> Short task
Set the following entries down again exactly, line by line.

--- START Working data ---

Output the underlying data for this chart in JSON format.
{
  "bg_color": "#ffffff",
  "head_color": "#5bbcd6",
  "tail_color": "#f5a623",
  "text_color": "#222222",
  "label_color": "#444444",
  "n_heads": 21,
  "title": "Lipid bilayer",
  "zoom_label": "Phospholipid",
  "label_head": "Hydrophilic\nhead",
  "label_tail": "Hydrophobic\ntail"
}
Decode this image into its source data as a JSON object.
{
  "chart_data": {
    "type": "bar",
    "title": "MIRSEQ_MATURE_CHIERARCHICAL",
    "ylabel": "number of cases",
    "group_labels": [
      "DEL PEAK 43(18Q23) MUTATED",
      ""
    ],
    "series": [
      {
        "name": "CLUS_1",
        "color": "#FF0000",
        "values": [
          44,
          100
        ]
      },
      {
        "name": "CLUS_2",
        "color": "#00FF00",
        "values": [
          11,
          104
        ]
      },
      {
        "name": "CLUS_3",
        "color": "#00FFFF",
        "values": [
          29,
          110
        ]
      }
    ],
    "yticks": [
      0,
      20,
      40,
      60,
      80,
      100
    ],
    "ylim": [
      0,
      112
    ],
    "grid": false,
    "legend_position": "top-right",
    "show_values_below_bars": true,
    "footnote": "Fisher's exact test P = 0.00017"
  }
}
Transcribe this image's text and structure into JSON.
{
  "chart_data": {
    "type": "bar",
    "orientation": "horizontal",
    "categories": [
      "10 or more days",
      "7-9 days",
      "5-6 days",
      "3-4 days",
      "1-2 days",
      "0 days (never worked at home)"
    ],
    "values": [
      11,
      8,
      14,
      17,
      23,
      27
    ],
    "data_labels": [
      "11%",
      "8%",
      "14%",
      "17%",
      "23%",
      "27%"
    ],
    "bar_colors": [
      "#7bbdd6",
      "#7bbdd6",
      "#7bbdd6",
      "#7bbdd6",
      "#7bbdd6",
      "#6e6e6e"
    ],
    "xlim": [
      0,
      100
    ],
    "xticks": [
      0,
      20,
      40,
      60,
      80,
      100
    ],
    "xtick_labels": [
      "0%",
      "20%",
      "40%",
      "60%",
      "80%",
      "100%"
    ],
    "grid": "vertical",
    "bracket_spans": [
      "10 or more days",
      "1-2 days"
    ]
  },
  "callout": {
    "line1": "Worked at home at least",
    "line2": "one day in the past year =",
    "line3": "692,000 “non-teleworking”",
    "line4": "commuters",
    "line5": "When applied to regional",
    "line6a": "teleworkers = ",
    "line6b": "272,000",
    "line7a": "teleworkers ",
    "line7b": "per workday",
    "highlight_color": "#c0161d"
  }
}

--- END Working data ---

> Written answer
Output the underlying data for this chart in JSON format.
{
  "bg_color": "#ffffff",
  "head_color": "#5bbcd6",
  "tail_color": "#f5a623",
  "text_color": "#222222",
  "label_color": "#444444",
  "n_heads": 21,
  "title": "Lipid bilayer",
  "zoom_label": "Phospholipid",
  "label_head": "Hydrophilic\nhead",
  "label_tail": "Hydrophobic\ntail"
}
Decode this image into its source data as a JSON object.
{
  "chart_data": {
    "type": "bar",
    "title": "MIRSEQ_MATURE_CHIERARCHICAL",
    "ylabel": "number of cases",
    "group_labels": [
      "DEL PEAK 43(18Q23) MUTATED",
      ""
    ],
    "series": [
      {
        "name": "CLUS_1",
        "color": "#FF0000",
        "values": [
          44,
          100
        ]
      },
      {
        "name": "CLUS_2",
        "color": "#00FF00",
        "values": [
          11,
          104
        ]
      },
      {
        "name": "CLUS_3",
        "color": "#00FFFF",
        "values": [
          29,
          110
        ]
      }
    ],
    "yticks": [
      0,
      20,
      40,
      60,
      80,
      100
    ],
    "ylim": [
      0,
      112
    ],
    "grid": false,
    "legend_position": "top-right",
    "show_values_below_bars": true,
    "footnote": "Fisher's exact test P = 0.00017"
  }
}
Transcribe this image's text and structure into JSON.
{
  "chart_data": {
    "type": "bar",
    "orientation": "horizontal",
    "categories": [
      "10 or more days",
      "7-9 days",
      "5-6 days",
      "3-4 days",
      "1-2 days",
      "0 days (never worked at home)"
    ],
    "values": [
      11,
      8,
      14,
      17,
      23,
      27
    ],
    "data_labels": [
      "11%",
      "8%",
      "14%",
      "17%",
      "23%",
      "27%"
    ],
    "bar_colors": [
      "#7bbdd6",
      "#7bbdd6",
      "#7bbdd6",
      "#7bbdd6",
      "#7bbdd6",
      "#6e6e6e"
    ],
    "xlim": [
      0,
      100
    ],
    "xticks": [
      0,
      20,
      40,
      60,
      80,
      100
    ],
    "xtick_labels": [
      "0%",
      "20%",
      "40%",
      "60%",
      "80%",
      "100%"
    ],
    "grid": "vertical",
    "bracket_spans": [
      "10 or more days",
      "1-2 days"
    ]
  },
  "callout": {
    "line1": "Worked at home at least",
    "line2": "one day in the past year =",
    "line3": "692,000 “non-teleworking”",
    "line4": "commuters",
    "line5": "When applied to regional",
    "line6a": "teleworkers = ",
    "line6b": "272,000",
    "line7a": "teleworkers ",
    "line7b": "per workday",
    "highlight_color": "#c0161d"
  }
}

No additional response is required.